───── RECORD SET

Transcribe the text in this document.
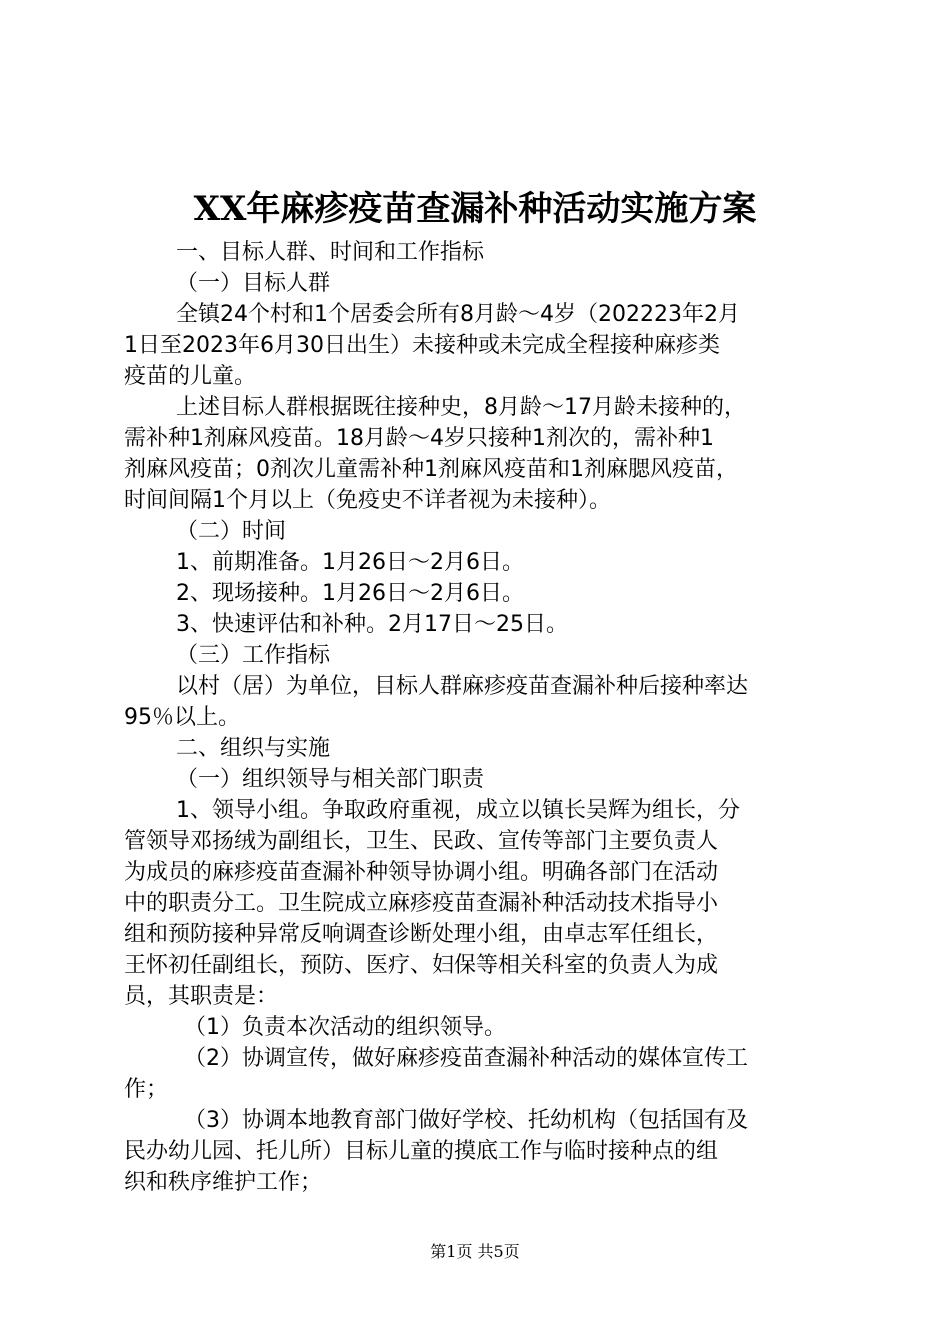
XX年麻疹疫苗查漏补种活动实施方案

一、目标人群、时间和工作指标

（一）目标人群

全镇24个村和1个居委会所有8月龄～4岁（202223年2月

1日至2023年6月30日出生）未接种或未完成全程接种麻疹类

疫苗的儿童。

上述目标人群根据既往接种史，8月龄～17月龄未接种的，

需补种1剂麻风疫苗。18月龄～4岁只接种1剂次的，需补种1

剂麻风疫苗；0剂次儿童需补种1剂麻风疫苗和1剂麻腮风疫苗，

时间间隔1个月以上（免疫史不详者视为未接种）。

（二）时间

1、前期准备。1月26日～2月6日。

2、现场接种。1月26日～2月6日。

3、快速评估和补种。2月17日～25日。

（三）工作指标

以村（居）为单位，目标人群麻疹疫苗查漏补种后接种率达

95％以上。

二、组织与实施

（一）组织领导与相关部门职责

1、领导小组。争取政府重视，成立以镇长吴辉为组长，分

管领导邓扬绒为副组长，卫生、民政、宣传等部门主要负责人

为成员的麻疹疫苗查漏补种领导协调小组。明确各部门在活动

中的职责分工。卫生院成立麻疹疫苗查漏补种活动技术指导小

组和预防接种异常反响调查诊断处理小组，由卓志军任组长，

王怀初任副组长，预防、医疗、妇保等相关科室的负责人为成

员，其职责是：

（1）负责本次活动的组织领导。

（2）协调宣传，做好麻疹疫苗查漏补种活动的媒体宣传工

作；

（3）协调本地教育部门做好学校、托幼机构（包括国有及

民办幼儿园、托儿所）目标儿童的摸底工作与临时接种点的组

织和秩序维护工作；

第1页 共5页
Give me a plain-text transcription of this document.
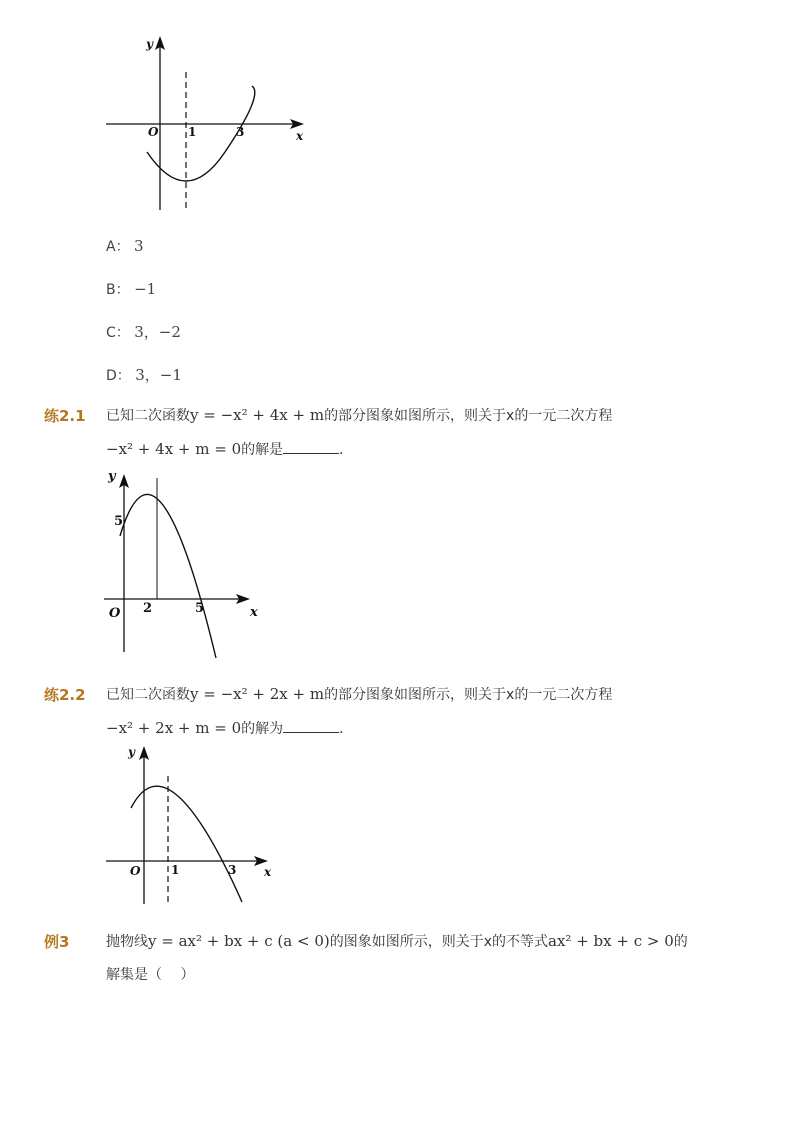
y
x
O 1	3
A： 3
B： −1
C： 3，−2
D： 3，−1
练2.1 已知二次函数y = −x² + 4x + m的部分图象如图所示，则关于x的一元二次方程
−x² + 4x + m = 0的解是	．
y
x
O 2	5
5
练2.2 已知二次函数y = −x² + 2x + m的部分图象如图所示，则关于x的一元二次方程
−x² + 2x + m = 0的解为	．
y
x
O	1	3
例3	抛物线y = ax² + bx + c (a < 0)的图象如图所示，则关于x的不等式ax² + bx + c > 0的
解集是（　 ）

──────────

■ TASK TO COMPLETE: Say how many lines in the records contain the string "document", and say nothing else.

■ RESULT BELOW: 2